Pull out each line of the records holding the string "OTHER".

[START OF Provided data]

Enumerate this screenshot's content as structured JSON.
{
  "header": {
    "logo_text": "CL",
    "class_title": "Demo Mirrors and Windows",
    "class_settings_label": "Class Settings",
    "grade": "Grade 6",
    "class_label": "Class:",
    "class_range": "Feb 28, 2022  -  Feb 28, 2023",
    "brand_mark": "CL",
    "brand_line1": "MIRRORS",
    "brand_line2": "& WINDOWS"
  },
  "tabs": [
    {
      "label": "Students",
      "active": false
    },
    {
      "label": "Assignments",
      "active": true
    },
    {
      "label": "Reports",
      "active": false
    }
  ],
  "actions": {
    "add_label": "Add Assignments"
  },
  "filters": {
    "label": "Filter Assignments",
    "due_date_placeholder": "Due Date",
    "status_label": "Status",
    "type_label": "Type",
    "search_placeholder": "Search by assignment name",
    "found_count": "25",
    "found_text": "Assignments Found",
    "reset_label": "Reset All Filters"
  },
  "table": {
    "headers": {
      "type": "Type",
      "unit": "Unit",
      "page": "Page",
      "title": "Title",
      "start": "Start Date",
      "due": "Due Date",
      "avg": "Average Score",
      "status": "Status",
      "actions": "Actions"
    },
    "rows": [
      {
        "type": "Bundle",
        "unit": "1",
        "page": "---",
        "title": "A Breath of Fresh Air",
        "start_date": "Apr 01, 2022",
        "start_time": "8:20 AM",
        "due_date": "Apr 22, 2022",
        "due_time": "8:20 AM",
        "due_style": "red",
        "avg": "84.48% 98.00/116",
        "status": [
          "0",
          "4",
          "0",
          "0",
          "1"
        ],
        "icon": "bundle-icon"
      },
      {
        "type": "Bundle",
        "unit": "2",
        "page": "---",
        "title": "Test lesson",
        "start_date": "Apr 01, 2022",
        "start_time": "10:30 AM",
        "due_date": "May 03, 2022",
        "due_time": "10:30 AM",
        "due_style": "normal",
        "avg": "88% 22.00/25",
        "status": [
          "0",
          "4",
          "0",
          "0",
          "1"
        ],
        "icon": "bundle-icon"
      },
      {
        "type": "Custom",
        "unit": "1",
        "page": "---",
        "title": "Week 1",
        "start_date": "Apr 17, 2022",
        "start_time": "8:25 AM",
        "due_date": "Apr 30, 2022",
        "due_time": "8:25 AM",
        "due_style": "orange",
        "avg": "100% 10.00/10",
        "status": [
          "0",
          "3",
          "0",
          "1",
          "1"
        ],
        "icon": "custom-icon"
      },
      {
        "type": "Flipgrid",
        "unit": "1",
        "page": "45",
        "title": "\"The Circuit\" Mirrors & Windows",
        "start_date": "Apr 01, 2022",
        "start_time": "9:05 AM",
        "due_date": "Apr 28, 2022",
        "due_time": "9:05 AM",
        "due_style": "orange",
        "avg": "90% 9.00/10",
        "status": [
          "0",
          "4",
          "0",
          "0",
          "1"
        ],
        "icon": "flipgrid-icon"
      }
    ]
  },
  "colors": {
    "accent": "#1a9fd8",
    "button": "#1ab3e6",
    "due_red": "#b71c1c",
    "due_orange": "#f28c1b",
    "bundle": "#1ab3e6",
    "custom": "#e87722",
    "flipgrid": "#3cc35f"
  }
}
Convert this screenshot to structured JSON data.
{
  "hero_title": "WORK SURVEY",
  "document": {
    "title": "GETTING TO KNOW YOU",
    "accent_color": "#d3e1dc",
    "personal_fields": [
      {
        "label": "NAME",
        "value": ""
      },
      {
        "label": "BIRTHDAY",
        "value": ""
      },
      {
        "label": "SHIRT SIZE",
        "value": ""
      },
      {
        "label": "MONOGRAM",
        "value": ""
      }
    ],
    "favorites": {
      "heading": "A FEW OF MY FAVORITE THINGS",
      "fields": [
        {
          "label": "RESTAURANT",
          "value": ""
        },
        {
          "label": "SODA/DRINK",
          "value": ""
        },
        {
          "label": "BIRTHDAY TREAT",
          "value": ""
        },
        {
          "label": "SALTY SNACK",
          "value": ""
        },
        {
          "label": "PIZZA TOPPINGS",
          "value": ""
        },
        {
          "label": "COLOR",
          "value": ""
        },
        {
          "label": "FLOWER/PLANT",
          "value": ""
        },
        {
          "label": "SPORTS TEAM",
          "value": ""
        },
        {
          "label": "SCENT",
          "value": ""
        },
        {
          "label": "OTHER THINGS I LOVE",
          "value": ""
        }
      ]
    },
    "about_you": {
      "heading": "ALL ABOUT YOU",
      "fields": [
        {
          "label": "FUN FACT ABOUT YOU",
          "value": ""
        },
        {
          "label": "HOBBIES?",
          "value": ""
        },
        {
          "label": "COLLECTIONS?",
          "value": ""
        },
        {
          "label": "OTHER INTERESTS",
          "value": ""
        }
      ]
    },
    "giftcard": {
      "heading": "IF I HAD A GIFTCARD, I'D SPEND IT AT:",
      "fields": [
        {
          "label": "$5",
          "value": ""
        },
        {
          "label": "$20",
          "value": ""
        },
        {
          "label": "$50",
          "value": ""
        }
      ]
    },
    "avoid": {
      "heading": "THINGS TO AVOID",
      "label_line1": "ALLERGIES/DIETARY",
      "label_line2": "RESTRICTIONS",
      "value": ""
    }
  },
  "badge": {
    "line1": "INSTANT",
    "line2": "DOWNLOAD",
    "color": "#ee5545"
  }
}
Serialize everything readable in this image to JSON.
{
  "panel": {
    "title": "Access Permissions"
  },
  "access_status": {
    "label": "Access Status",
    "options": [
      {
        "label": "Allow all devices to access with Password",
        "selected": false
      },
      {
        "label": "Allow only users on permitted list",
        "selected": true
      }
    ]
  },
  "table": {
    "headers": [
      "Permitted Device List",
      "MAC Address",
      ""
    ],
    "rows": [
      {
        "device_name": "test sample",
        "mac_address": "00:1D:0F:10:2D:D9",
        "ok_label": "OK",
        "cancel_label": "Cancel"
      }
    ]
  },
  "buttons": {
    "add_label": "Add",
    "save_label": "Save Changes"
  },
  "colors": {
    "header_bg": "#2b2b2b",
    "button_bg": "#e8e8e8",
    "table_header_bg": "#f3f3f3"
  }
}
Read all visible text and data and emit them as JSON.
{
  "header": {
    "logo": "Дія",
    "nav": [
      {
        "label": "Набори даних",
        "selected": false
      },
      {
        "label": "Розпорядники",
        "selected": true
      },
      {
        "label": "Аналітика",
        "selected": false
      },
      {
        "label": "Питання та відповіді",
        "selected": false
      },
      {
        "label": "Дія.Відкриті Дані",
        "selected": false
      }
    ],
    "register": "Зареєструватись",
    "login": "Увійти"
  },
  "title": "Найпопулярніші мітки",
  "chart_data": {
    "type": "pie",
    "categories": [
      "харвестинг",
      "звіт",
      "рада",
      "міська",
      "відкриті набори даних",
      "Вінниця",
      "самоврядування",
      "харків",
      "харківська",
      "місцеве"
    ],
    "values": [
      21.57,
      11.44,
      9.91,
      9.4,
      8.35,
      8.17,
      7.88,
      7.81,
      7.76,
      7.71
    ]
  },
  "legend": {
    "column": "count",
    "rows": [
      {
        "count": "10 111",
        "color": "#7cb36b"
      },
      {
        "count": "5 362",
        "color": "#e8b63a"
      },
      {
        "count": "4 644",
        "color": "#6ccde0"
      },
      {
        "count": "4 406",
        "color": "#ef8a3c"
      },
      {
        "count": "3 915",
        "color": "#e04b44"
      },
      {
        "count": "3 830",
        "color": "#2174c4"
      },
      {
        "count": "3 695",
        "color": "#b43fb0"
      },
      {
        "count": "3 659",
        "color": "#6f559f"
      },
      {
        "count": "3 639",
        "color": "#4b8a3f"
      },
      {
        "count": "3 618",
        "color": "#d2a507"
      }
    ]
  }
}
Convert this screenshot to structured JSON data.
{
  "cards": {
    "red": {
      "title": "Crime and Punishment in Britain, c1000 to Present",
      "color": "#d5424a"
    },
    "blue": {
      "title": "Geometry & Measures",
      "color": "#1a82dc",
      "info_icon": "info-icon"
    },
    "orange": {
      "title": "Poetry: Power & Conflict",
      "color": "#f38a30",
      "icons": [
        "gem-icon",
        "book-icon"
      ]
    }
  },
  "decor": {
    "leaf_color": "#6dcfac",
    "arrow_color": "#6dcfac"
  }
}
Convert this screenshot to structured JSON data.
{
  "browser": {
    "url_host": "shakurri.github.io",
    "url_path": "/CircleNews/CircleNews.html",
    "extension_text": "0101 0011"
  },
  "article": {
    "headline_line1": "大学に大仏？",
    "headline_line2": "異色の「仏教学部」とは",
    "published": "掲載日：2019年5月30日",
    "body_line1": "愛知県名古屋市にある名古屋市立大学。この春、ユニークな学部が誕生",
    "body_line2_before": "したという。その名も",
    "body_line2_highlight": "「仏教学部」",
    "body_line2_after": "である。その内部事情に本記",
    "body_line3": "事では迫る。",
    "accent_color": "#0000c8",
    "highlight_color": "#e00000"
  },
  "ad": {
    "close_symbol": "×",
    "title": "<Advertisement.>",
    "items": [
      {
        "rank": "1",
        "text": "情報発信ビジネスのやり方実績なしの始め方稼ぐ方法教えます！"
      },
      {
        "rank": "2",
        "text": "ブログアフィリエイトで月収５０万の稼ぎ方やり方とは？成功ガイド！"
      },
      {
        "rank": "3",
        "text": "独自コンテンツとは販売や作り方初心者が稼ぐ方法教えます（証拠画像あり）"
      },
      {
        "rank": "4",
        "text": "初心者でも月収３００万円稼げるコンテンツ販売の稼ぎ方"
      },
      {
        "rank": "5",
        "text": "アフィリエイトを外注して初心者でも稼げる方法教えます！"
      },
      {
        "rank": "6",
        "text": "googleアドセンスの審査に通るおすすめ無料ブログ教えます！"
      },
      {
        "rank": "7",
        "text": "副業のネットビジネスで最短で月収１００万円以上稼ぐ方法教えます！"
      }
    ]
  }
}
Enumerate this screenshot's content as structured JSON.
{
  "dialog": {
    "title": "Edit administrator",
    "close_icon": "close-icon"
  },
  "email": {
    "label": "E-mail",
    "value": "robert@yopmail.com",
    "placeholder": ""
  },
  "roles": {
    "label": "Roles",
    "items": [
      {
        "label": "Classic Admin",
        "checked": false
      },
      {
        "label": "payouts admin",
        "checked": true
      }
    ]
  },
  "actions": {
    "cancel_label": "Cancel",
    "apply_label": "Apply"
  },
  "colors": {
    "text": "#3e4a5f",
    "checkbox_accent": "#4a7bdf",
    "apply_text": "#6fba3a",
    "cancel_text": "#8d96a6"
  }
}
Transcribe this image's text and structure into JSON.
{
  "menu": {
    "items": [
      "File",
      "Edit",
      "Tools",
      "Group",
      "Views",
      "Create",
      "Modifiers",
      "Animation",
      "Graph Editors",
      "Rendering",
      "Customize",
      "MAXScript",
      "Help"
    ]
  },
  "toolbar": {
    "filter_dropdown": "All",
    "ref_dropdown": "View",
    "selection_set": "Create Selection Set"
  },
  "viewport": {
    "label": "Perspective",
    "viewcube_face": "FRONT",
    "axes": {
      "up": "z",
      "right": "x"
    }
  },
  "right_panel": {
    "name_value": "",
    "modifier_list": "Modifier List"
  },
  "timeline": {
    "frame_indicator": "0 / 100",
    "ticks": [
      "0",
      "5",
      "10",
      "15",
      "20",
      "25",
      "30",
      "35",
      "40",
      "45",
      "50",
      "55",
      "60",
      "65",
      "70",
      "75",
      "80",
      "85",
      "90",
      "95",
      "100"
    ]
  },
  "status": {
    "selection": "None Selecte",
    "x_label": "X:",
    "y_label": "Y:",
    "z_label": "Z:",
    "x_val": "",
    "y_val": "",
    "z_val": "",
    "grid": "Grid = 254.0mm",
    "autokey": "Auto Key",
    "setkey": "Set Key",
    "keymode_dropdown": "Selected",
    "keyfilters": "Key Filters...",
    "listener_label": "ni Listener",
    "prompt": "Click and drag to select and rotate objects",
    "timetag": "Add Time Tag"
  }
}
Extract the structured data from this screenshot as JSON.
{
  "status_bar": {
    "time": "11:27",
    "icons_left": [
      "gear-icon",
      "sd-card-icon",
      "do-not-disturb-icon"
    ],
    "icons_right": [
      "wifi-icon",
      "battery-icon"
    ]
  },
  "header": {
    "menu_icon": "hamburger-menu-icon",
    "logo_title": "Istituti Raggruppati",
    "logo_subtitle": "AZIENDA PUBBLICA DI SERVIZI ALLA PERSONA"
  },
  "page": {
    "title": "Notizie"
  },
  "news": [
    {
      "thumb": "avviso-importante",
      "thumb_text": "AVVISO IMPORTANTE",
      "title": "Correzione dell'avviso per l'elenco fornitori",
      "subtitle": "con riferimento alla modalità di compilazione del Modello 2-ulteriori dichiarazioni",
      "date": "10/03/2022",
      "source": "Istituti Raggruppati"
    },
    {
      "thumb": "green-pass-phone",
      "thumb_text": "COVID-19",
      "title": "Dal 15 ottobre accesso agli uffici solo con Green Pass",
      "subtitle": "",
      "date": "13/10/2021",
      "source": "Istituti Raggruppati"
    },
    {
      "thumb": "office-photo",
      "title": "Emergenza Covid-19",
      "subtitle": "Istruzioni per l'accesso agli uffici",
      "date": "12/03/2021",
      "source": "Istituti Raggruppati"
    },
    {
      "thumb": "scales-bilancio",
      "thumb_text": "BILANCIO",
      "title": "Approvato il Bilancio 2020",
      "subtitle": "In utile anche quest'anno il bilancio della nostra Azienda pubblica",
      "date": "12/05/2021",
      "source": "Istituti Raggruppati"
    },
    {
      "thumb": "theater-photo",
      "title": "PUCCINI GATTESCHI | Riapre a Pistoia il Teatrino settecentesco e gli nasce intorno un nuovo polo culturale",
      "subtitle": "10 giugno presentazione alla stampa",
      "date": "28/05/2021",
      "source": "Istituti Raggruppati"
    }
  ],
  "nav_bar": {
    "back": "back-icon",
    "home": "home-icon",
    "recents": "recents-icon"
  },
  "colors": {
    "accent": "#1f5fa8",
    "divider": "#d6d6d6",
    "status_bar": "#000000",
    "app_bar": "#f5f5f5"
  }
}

[END OF Provided data]

Written response:
          "label": "OTHER THINGS I LOVE",
          "label": "OTHER INTERESTS",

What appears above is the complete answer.